WHAT NEEDS TO BE DONE: All of the lines below are to be transcribed faithfully, with pictures excluded from the copy.

INPUT RECORDS:
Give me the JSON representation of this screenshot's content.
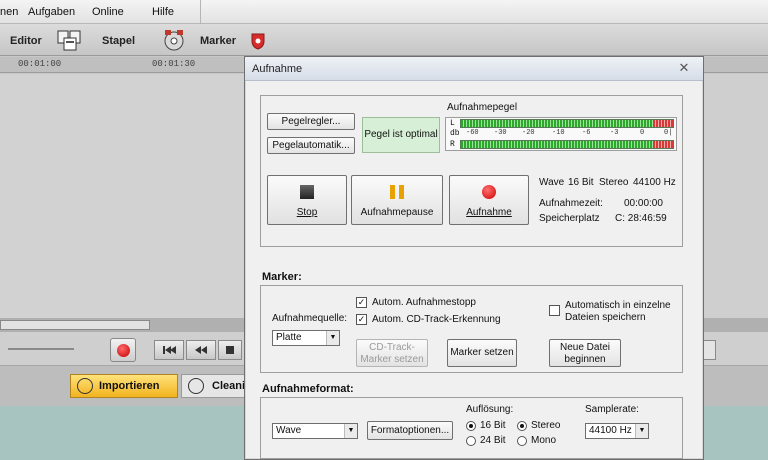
{
  "app": {
    "menu": [
      "nen",
      "Aufgaben",
      "Online",
      "Hilfe"
    ],
    "toolbar": {
      "editor_label": "Editor",
      "stapel_label": "Stapel",
      "marker_label": "Marker"
    },
    "ruler": [
      "00:01:00",
      "00:01:30"
    ],
    "status_tabs": {
      "import_label": "Importieren",
      "cleaning_label": "Cleanin"
    }
  },
  "dialog": {
    "title": "Aufnahme",
    "close_glyph": "✕",
    "level": {
      "pegelregler_label": "Pegelregler...",
      "pegelautomatik_label": "Pegelautomatik...",
      "status_text": "Pegel ist optimal",
      "meter_title": "Aufnahmepegel",
      "meter_left": "L",
      "meter_db": "db",
      "meter_right": "R",
      "meter_scale": [
        "-60",
        "-30",
        "-20",
        "-10",
        "-6",
        "-3",
        "0",
        "0|"
      ]
    },
    "transport": {
      "stop_label": "Stop",
      "pause_label": "Aufnahmepause",
      "record_label": "Aufnahme"
    },
    "info": {
      "format": "Wave",
      "bits": "16 Bit",
      "channels": "Stereo",
      "rate": "44100 Hz",
      "time_label": "Aufnahmezeit:",
      "time_value": "00:00:00",
      "space_label": "Speicherplatz",
      "space_value": "C: 28:46:59"
    },
    "marker": {
      "section_title": "Marker:",
      "source_label": "Aufnahmequelle:",
      "source_value": "Platte",
      "auto_stop_label": "Autom. Aufnahmestopp",
      "auto_stop_checked": true,
      "cd_track_label": "Autom. CD-Track-Erkennung",
      "cd_track_checked": true,
      "split_label_1": "Automatisch in einzelne",
      "split_label_2": "Dateien speichern",
      "split_checked": false,
      "cd_track_btn_1": "CD-Track-",
      "cd_track_btn_2": "Marker setzen",
      "set_marker_btn": "Marker setzen",
      "new_file_btn_1": "Neue Datei",
      "new_file_btn_2": "beginnen"
    },
    "format": {
      "section_title": "Aufnahmeformat:",
      "format_value": "Wave",
      "options_btn": "Formatoptionen...",
      "resolution_label": "Auflösung:",
      "bit16": "16 Bit",
      "bit24": "24 Bit",
      "bit16_selected": true,
      "stereo": "Stereo",
      "mono": "Mono",
      "stereo_selected": true,
      "samplerate_label": "Samplerate:",
      "samplerate_value": "44100 Hz"
    }
  }
}
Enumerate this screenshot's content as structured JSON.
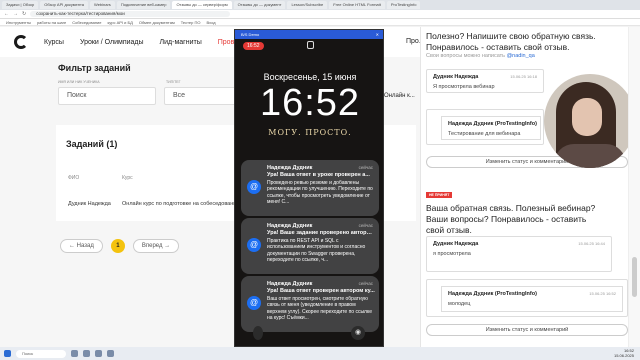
{
  "browser": {
    "tabs": [
      "Задачи | Обзор",
      "Обзор API документа",
      "Webinars",
      "Подключение веб-камер",
      "Отзывы до — сервер/форм",
      "Отзывы до — документ",
      "Lesson/Subscribe",
      "Free Online HTML Formatt",
      "ProTestingInfo"
    ],
    "url": "сохранить-как-тестерка/тестирования/мои",
    "bookmarks": [
      "Инструменты",
      "работы на шаге",
      "Собеседование",
      "курс API и БД",
      "Обмен документам",
      "Тестер ПО",
      "Вход"
    ]
  },
  "site": {
    "nav": {
      "courses": "Курсы",
      "lessons": "Уроки / Олимпиады",
      "leadmagnets": "Лид-магниты",
      "check": "Проверка за...",
      "profile": "Про..."
    },
    "filter": {
      "title": "Фильтр заданий",
      "name_label": "Имя или ник ученика",
      "type_label": "Тип/Тег",
      "search_placeholder": "Поиск",
      "select_value": "Все",
      "online_label": "Онлайн к..."
    },
    "tasks": {
      "title": "Заданий (1)",
      "col_name": "ФИО",
      "col_course": "Курс",
      "row_name": "Дудник Надежда",
      "row_course": "Онлайн курс по подготовке на собеседование /"
    },
    "pager": {
      "prev": "← Назад",
      "page": "1",
      "next": "Вперед →"
    }
  },
  "phone": {
    "window_title": "B/S Demo",
    "status_time": "16:52",
    "date": "Воскресенье, 15 июня",
    "time": "16:52",
    "motto": "МОГУ. ПРОСТО.",
    "notifications": [
      {
        "title": "Надежда Дудник",
        "time": "сейчас",
        "subtitle": "Ура! Ваша ответ в уроке проверен а...",
        "body": "Проведено ревью резюме и добавлены рекомендации по улучшению. Переходите по ссылке, чтобы просмотреть уведомление от меня! С..."
      },
      {
        "title": "Надежда Дудник",
        "time": "сейчас",
        "subtitle": "Ура! Ваше задание проверено автором к...",
        "body": "Практика по REST API и SQL с использованием инструментов и согласно документации по Swagger проверена, переходите по ссылке, ч..."
      },
      {
        "title": "Надежда Дудник",
        "time": "сейчас",
        "subtitle": "Ура! Ваша ответ проверен автором ку...",
        "body": "Ваш ответ просмотрен, смотрите обратную связь от меня (уведомление в правом верхнем углу). Скорее переходите по ссылке на курс! Съёмки..."
      }
    ]
  },
  "feedback": {
    "block1": {
      "heading": "Полезно? Напишите свою обратную связь. Понравилось - оставить свой отзыв.",
      "note_prefix": "Свои вопросы можно написать ",
      "note_link": "@nadin_qa",
      "card1": {
        "who": "Дудник Надежда",
        "when": "15.06.25 16:18",
        "msg": "Я просмотрела вебинар"
      },
      "card2": {
        "who": "Надежда Дудник (ProTestingInfo)",
        "when": "15.06.25 16:43",
        "msg": "Тестирование для вебинара"
      },
      "status_button": "Изменить статус и комментарий"
    },
    "badge": "НЕ ПРИНЯТ",
    "block2": {
      "heading": "Ваша обратная связь. Полезный вебинар? Ваши вопросы? Понравилось - оставить свой отзыв.",
      "card1": {
        "who": "Дудник Надежда",
        "when": "15.06.25 16:44",
        "msg": "я просмотрела"
      },
      "card2": {
        "who": "Надежда Дудник (ProTestingInfo)",
        "when": "15.06.25 16:52",
        "msg": "молодец"
      },
      "status_button": "Изменить статус и комментарий"
    }
  },
  "taskbar": {
    "search": "Поиск",
    "time": "16:52",
    "date": "15.06.2025"
  }
}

RESULT OF THIS EXERCISE:
Give me the JSON representation of this screenshot's content.
{
  "app": {
    "menu": [
      "nen",
      "Aufgaben",
      "Online",
      "Hilfe"
    ],
    "toolbar": {
      "editor_label": "Editor",
      "stapel_label": "Stapel",
      "marker_label": "Marker"
    },
    "ruler": [
      "00:01:00",
      "00:01:30"
    ],
    "status_tabs": {
      "import_label": "Importieren",
      "cleaning_label": "Cleanin"
    }
  },
  "dialog": {
    "title": "Aufnahme",
    "close_glyph": "✕",
    "level": {
      "pegelregler_label": "Pegelregler...",
      "pegelautomatik_label": "Pegelautomatik...",
      "status_text": "Pegel ist optimal",
      "meter_title": "Aufnahmepegel",
      "meter_left": "L",
      "meter_db": "db",
      "meter_right": "R",
      "meter_scale": [
        "-60",
        "-30",
        "-20",
        "-10",
        "-6",
        "-3",
        "0",
        "0|"
      ]
    },
    "transport": {
      "stop_label": "Stop",
      "pause_label": "Aufnahmepause",
      "record_label": "Aufnahme"
    },
    "info": {
      "format": "Wave",
      "bits": "16 Bit",
      "channels": "Stereo",
      "rate": "44100 Hz",
      "time_label": "Aufnahmezeit:",
      "time_value": "00:00:00",
      "space_label": "Speicherplatz",
      "space_value": "C: 28:46:59"
    },
    "marker": {
      "section_title": "Marker:",
      "source_label": "Aufnahmequelle:",
      "source_value": "Platte",
      "auto_stop_label": "Autom. Aufnahmestopp",
      "auto_stop_checked": true,
      "cd_track_label": "Autom. CD-Track-Erkennung",
      "cd_track_checked": true,
      "split_label_1": "Automatisch in einzelne",
      "split_label_2": "Dateien speichern",
      "split_checked": false,
      "cd_track_btn_1": "CD-Track-",
      "cd_track_btn_2": "Marker setzen",
      "set_marker_btn": "Marker setzen",
      "new_file_btn_1": "Neue Datei",
      "new_file_btn_2": "beginnen"
    },
    "format": {
      "section_title": "Aufnahmeformat:",
      "format_value": "Wave",
      "options_btn": "Formatoptionen...",
      "resolution_label": "Auflösung:",
      "bit16": "16 Bit",
      "bit24": "24 Bit",
      "bit16_selected": true,
      "stereo": "Stereo",
      "mono": "Mono",
      "stereo_selected": true,
      "samplerate_label": "Samplerate:",
      "samplerate_value": "44100 Hz"
    }
  }
}
Enumerate this screenshot's content as structured JSON.
{
  "browser": {
    "tabs": [
      "Задачи | Обзор",
      "Обзор API документа",
      "Webinars",
      "Подключение веб-камер",
      "Отзывы до — сервер/форм",
      "Отзывы до — документ",
      "Lesson/Subscribe",
      "Free Online HTML Formatt",
      "ProTestingInfo"
    ],
    "url": "сохранить-как-тестерка/тестирования/мои",
    "bookmarks": [
      "Инструменты",
      "работы на шаге",
      "Собеседование",
      "курс API и БД",
      "Обмен документам",
      "Тестер ПО",
      "Вход"
    ]
  },
  "site": {
    "nav": {
      "courses": "Курсы",
      "lessons": "Уроки / Олимпиады",
      "leadmagnets": "Лид-магниты",
      "check": "Проверка за...",
      "profile": "Про..."
    },
    "filter": {
      "title": "Фильтр заданий",
      "name_label": "Имя или ник ученика",
      "type_label": "Тип/Тег",
      "search_placeholder": "Поиск",
      "select_value": "Все",
      "online_label": "Онлайн к..."
    },
    "tasks": {
      "title": "Заданий (1)",
      "col_name": "ФИО",
      "col_course": "Курс",
      "row_name": "Дудник Надежда",
      "row_course": "Онлайн курс по подготовке на собеседование /"
    },
    "pager": {
      "prev": "← Назад",
      "page": "1",
      "next": "Вперед →"
    }
  },
  "phone": {
    "window_title": "B/S Demo",
    "status_time": "16:52",
    "date": "Воскресенье, 15 июня",
    "time": "16:52",
    "motto": "МОГУ. ПРОСТО.",
    "notifications": [
      {
        "title": "Надежда Дудник",
        "time": "сейчас",
        "subtitle": "Ура! Ваша ответ в уроке проверен а...",
        "body": "Проведено ревью резюме и добавлены рекомендации по улучшению. Переходите по ссылке, чтобы просмотреть уведомление от меня! С..."
      },
      {
        "title": "Надежда Дудник",
        "time": "сейчас",
        "subtitle": "Ура! Ваше задание проверено автором к...",
        "body": "Практика по REST API и SQL с использованием инструментов и согласно документации по Swagger проверена, переходите по ссылке, ч..."
      },
      {
        "title": "Надежда Дудник",
        "time": "сейчас",
        "subtitle": "Ура! Ваша ответ проверен автором ку...",
        "body": "Ваш ответ просмотрен, смотрите обратную связь от меня (уведомление в правом верхнем углу). Скорее переходите по ссылке на курс! Съёмки..."
      }
    ]
  },
  "feedback": {
    "block1": {
      "heading": "Полезно? Напишите свою обратную связь. Понравилось - оставить свой отзыв.",
      "note_prefix": "Свои вопросы можно написать ",
      "note_link": "@nadin_qa",
      "card1": {
        "who": "Дудник Надежда",
        "when": "15.06.25 16:18",
        "msg": "Я просмотрела вебинар"
      },
      "card2": {
        "who": "Надежда Дудник (ProTestingInfo)",
        "when": "15.06.25 16:43",
        "msg": "Тестирование для вебинара"
      },
      "status_button": "Изменить статус и комментарий"
    },
    "badge": "НЕ ПРИНЯТ",
    "block2": {
      "heading": "Ваша обратная связь. Полезный вебинар? Ваши вопросы? Понравилось - оставить свой отзыв.",
      "card1": {
        "who": "Дудник Надежда",
        "when": "15.06.25 16:44",
        "msg": "я просмотрела"
      },
      "card2": {
        "who": "Надежда Дудник (ProTestingInfo)",
        "when": "15.06.25 16:52",
        "msg": "молодец"
      },
      "status_button": "Изменить статус и комментарий"
    }
  },
  "taskbar": {
    "search": "Поиск",
    "time": "16:52",
    "date": "15.06.2025"
  }
}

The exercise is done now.